Exercise task: Give every entry again, word for word and in full.

Supplied records:
==================================================
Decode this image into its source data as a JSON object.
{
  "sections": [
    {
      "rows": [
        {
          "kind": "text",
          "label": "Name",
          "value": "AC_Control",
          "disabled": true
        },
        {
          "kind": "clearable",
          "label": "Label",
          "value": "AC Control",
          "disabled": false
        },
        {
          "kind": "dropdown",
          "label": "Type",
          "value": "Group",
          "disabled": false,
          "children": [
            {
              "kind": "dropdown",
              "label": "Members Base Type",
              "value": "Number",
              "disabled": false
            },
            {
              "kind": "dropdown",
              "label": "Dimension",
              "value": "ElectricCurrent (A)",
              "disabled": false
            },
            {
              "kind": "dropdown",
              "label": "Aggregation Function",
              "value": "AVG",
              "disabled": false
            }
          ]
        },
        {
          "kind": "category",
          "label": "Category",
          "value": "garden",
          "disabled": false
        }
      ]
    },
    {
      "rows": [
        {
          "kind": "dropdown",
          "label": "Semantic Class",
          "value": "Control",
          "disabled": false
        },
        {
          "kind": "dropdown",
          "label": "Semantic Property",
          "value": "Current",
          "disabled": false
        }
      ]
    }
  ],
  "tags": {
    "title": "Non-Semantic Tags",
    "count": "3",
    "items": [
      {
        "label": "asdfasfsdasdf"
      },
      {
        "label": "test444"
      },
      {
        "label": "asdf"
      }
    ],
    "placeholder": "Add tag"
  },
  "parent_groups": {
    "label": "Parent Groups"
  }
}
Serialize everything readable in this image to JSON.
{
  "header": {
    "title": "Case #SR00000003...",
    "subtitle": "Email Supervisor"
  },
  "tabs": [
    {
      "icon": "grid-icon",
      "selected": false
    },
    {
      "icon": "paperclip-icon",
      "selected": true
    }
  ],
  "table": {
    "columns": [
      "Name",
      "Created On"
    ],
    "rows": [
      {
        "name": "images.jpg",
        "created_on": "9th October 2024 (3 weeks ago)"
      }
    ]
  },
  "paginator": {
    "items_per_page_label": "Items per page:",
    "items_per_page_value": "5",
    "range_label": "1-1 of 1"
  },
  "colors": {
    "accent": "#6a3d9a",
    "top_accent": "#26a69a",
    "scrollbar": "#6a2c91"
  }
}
==================================================
Task output:
Decode this image into its source data as a JSON object.
{
  "sections": [
    {
      "rows": [
        {
          "kind": "text",
          "label": "Name",
          "value": "AC_Control",
          "disabled": true
        },
        {
          "kind": "clearable",
          "label": "Label",
          "value": "AC Control",
          "disabled": false
        },
        {
          "kind": "dropdown",
          "label": "Type",
          "value": "Group",
          "disabled": false,
          "children": [
            {
              "kind": "dropdown",
              "label": "Members Base Type",
              "value": "Number",
              "disabled": false
            },
            {
              "kind": "dropdown",
              "label": "Dimension",
              "value": "ElectricCurrent (A)",
              "disabled": false
            },
            {
              "kind": "dropdown",
              "label": "Aggregation Function",
              "value": "AVG",
              "disabled": false
            }
          ]
        },
        {
          "kind": "category",
          "label": "Category",
          "value": "garden",
          "disabled": false
        }
      ]
    },
    {
      "rows": [
        {
          "kind": "dropdown",
          "label": "Semantic Class",
          "value": "Control",
          "disabled": false
        },
        {
          "kind": "dropdown",
          "label": "Semantic Property",
          "value": "Current",
          "disabled": false
        }
      ]
    }
  ],
  "tags": {
    "title": "Non-Semantic Tags",
    "count": "3",
    "items": [
      {
        "label": "asdfasfsdasdf"
      },
      {
        "label": "test444"
      },
      {
        "label": "asdf"
      }
    ],
    "placeholder": "Add tag"
  },
  "parent_groups": {
    "label": "Parent Groups"
  }
}
Serialize everything readable in this image to JSON.
{
  "header": {
    "title": "Case #SR00000003...",
    "subtitle": "Email Supervisor"
  },
  "tabs": [
    {
      "icon": "grid-icon",
      "selected": false
    },
    {
      "icon": "paperclip-icon",
      "selected": true
    }
  ],
  "table": {
    "columns": [
      "Name",
      "Created On"
    ],
    "rows": [
      {
        "name": "images.jpg",
        "created_on": "9th October 2024 (3 weeks ago)"
      }
    ]
  },
  "paginator": {
    "items_per_page_label": "Items per page:",
    "items_per_page_value": "5",
    "range_label": "1-1 of 1"
  },
  "colors": {
    "accent": "#6a3d9a",
    "top_accent": "#26a69a",
    "scrollbar": "#6a2c91"
  }
}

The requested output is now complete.